Given task
Examine the records and identify each line that includes the string "Tema". Copy those lines.
***
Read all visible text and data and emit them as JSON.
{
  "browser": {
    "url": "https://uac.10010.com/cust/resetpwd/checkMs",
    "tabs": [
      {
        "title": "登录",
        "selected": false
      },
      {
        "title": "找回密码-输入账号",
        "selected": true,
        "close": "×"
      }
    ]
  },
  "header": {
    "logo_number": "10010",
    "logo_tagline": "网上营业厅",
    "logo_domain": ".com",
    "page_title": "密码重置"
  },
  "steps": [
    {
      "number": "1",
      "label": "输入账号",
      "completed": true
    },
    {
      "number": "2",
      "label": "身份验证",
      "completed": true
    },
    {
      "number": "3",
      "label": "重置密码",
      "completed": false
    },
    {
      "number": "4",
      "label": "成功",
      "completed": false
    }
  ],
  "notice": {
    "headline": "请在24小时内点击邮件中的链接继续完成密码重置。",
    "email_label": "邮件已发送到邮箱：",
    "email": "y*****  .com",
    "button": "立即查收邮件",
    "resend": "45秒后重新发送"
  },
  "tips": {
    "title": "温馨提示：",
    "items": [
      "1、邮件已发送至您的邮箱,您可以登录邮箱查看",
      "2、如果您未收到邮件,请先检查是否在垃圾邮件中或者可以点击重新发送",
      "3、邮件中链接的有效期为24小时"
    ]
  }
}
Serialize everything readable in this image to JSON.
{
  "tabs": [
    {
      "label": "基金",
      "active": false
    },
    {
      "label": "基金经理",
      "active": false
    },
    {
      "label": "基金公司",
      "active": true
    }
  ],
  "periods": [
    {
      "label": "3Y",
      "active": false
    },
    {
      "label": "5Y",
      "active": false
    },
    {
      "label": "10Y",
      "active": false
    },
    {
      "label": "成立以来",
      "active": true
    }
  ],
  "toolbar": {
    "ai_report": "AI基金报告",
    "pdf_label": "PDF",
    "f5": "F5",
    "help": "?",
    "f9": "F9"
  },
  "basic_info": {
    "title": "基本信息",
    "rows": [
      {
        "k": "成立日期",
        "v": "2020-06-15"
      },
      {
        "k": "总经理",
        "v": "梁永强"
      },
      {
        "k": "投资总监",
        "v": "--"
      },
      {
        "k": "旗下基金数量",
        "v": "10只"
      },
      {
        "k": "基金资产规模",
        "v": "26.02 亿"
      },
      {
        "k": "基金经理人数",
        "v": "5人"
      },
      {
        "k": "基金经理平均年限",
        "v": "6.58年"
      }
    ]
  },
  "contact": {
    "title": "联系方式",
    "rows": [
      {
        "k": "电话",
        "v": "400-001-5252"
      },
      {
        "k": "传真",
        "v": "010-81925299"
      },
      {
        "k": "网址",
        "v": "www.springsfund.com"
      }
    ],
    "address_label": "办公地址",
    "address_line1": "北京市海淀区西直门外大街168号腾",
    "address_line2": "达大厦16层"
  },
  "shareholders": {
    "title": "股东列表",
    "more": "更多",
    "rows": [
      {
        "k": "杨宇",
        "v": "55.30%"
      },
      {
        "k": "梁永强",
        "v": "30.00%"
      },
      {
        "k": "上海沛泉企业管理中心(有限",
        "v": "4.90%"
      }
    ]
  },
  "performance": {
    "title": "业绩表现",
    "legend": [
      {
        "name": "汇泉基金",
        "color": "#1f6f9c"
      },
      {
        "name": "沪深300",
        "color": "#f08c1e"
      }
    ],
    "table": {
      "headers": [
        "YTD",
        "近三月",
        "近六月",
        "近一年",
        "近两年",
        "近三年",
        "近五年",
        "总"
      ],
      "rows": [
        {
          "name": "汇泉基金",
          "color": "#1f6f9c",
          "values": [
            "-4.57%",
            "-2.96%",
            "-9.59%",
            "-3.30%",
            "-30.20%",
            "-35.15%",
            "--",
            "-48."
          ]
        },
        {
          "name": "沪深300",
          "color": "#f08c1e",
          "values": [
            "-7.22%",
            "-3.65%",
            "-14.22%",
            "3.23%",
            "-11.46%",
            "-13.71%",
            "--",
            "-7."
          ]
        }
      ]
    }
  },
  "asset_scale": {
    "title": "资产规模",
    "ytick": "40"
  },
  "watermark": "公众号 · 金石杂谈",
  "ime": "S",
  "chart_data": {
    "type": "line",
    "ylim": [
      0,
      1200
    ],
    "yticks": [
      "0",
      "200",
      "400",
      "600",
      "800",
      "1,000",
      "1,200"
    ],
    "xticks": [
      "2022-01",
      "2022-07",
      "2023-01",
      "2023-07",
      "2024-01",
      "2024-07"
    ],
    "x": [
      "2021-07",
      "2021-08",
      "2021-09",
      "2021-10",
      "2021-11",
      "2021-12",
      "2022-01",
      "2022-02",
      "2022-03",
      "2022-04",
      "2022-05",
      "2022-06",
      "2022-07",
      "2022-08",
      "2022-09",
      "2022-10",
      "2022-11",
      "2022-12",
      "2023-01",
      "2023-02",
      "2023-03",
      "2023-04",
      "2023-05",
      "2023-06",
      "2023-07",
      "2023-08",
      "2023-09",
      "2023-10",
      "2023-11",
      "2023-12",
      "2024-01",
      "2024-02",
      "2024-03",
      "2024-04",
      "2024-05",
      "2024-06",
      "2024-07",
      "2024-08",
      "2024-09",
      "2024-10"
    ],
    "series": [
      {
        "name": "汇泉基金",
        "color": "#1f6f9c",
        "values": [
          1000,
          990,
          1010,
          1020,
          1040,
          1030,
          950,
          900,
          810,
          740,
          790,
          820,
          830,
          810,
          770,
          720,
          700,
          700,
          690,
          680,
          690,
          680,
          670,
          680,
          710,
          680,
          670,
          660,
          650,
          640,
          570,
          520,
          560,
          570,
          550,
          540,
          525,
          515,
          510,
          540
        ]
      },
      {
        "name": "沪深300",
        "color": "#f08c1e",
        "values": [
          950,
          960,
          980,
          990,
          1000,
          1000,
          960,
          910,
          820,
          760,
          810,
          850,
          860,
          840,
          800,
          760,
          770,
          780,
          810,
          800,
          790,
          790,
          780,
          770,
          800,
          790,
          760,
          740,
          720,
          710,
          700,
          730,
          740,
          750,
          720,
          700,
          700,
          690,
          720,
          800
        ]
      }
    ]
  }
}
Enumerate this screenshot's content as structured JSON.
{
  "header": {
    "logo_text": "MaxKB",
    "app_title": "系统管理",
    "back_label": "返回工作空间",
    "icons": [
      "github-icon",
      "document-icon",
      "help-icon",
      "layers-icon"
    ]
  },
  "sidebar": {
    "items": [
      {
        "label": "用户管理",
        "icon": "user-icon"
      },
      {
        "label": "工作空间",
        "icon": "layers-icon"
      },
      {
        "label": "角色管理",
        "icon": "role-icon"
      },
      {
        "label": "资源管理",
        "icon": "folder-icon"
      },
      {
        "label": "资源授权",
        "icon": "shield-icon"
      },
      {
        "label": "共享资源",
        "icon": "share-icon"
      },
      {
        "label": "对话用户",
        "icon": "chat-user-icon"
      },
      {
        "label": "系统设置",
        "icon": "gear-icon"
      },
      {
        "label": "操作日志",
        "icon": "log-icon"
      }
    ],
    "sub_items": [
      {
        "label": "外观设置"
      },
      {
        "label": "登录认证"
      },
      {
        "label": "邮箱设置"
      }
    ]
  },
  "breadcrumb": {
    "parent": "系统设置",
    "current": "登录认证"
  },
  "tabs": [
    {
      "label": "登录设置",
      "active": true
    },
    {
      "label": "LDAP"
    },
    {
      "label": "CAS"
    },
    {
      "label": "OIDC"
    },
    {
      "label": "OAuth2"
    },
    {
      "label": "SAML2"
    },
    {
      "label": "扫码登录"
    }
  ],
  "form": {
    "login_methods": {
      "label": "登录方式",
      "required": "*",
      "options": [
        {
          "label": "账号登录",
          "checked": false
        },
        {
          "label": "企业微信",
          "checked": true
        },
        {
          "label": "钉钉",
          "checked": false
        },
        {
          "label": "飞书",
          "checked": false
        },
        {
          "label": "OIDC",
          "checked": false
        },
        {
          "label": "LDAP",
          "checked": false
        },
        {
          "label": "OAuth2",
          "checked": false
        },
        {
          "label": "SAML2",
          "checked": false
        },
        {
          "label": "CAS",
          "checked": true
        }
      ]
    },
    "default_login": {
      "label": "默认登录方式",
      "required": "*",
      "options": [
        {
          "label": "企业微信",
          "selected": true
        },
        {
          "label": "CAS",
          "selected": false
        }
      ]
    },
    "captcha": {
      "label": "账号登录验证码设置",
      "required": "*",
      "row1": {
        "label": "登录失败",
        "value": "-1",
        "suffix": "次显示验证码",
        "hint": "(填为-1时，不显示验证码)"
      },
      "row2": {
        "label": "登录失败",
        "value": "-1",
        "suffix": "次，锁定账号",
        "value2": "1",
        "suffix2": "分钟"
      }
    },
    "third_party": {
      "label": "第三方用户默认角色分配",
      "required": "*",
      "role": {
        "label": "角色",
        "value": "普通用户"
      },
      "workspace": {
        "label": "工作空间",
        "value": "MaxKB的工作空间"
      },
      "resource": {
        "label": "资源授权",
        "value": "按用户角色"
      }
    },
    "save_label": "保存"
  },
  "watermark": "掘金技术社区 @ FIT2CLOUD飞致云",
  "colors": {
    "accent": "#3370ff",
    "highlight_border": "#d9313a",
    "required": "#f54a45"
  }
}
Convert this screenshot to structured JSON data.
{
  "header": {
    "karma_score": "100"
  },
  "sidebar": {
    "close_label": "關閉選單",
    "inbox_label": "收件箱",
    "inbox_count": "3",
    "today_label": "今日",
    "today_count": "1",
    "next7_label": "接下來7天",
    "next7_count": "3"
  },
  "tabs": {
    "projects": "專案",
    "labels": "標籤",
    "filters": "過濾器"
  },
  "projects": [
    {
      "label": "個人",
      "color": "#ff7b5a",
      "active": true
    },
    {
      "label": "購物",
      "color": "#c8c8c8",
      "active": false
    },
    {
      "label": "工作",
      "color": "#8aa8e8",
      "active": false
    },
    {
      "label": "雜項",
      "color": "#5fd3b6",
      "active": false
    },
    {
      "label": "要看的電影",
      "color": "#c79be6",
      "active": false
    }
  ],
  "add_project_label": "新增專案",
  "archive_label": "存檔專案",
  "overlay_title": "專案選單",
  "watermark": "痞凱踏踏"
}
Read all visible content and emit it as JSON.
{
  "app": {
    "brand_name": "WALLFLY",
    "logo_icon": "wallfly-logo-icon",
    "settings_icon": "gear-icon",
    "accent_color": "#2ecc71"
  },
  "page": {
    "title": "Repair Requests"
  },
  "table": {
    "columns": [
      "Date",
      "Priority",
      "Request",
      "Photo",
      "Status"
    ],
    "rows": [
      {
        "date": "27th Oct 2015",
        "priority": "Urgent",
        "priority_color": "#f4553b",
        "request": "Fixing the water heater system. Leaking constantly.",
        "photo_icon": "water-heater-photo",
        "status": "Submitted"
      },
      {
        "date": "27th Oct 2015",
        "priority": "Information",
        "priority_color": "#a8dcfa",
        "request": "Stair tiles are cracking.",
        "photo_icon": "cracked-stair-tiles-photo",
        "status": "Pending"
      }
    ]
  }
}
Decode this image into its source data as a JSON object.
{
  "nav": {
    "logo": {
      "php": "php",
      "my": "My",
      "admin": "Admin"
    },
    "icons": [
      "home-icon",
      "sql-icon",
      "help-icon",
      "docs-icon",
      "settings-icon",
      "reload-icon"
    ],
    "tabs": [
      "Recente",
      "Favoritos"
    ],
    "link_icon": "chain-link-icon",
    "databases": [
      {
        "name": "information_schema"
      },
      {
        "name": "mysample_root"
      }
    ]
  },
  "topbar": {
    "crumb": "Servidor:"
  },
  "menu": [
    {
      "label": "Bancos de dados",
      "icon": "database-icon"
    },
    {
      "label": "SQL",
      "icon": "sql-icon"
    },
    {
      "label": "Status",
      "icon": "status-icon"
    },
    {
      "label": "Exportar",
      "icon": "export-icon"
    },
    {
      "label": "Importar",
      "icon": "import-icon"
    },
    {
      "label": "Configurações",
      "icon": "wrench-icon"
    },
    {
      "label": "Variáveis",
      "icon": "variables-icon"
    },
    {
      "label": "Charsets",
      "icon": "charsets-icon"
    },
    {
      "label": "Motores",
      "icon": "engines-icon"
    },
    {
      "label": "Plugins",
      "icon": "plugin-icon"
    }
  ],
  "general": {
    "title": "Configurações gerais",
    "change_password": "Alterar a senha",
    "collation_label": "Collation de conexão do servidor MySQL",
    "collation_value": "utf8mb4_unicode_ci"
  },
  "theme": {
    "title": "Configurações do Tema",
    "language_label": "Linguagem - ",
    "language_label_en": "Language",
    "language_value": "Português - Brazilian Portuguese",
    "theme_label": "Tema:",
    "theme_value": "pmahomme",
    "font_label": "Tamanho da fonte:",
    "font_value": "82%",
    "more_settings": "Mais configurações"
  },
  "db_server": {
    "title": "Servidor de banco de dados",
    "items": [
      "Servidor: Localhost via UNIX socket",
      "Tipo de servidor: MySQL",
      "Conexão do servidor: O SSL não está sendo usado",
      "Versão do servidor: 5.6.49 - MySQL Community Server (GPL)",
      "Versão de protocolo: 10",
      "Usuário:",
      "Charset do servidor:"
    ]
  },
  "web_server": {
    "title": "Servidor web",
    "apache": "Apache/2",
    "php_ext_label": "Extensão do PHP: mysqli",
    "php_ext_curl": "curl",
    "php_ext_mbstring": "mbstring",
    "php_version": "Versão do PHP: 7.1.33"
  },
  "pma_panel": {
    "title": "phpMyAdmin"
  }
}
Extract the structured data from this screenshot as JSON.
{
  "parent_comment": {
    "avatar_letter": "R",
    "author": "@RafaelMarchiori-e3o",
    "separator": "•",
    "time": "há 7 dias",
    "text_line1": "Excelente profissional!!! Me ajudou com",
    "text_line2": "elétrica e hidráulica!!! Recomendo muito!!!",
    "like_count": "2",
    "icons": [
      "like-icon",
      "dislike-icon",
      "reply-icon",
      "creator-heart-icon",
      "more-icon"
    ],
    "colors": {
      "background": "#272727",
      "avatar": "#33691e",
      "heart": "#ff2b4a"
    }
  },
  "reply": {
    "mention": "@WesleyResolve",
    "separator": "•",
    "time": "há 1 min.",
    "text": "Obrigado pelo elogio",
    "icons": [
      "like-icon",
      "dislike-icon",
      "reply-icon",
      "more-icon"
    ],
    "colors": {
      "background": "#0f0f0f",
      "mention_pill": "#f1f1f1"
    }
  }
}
***
Complete response
    "title": "Configurações do Tema",
    "theme_label": "Tema:",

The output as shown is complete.